Set problem
Write the count of lines that contain the word "kind" and nothing else.
# # # # #
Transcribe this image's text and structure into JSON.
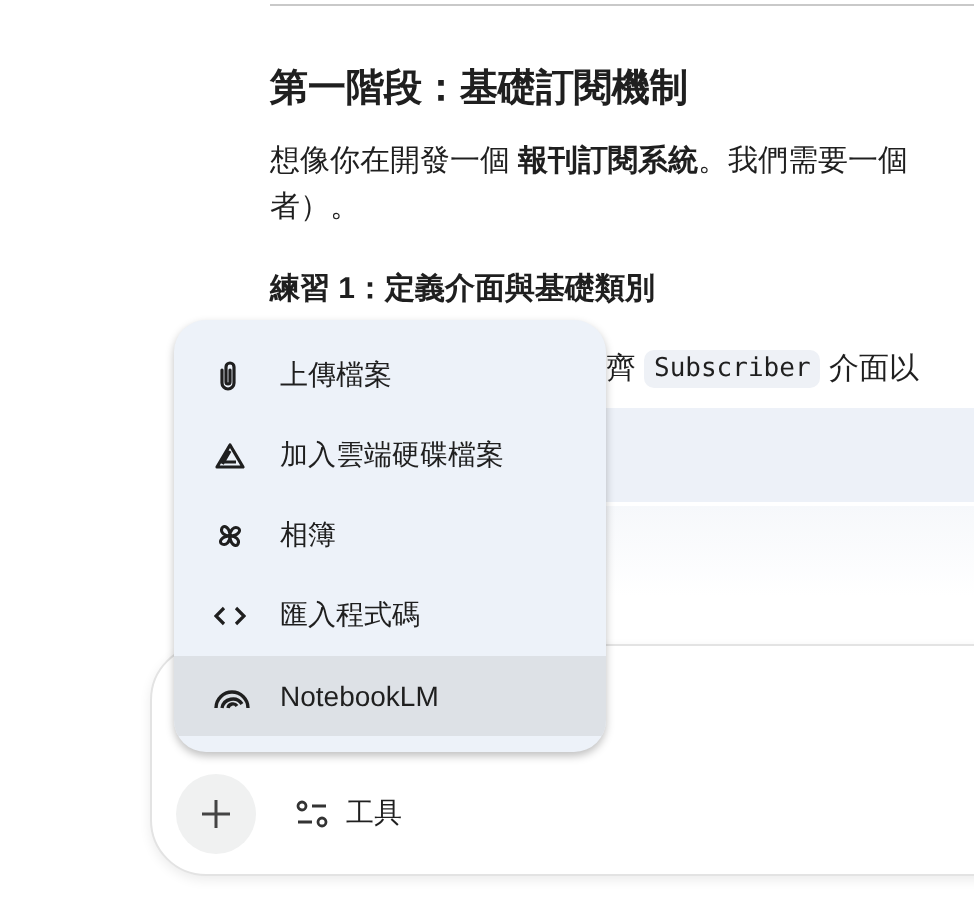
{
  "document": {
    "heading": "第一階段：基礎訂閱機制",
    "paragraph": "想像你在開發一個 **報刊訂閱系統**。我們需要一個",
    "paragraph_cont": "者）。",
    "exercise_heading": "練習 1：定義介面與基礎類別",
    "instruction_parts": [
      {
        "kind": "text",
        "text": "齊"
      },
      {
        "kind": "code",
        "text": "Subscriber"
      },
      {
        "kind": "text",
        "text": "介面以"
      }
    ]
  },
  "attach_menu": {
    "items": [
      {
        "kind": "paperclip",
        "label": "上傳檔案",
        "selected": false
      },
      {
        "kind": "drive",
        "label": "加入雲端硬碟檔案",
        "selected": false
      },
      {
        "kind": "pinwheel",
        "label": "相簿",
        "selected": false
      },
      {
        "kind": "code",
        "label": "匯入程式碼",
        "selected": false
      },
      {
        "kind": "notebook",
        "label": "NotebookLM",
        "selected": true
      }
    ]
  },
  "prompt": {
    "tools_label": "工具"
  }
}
# # # # #
Final result
8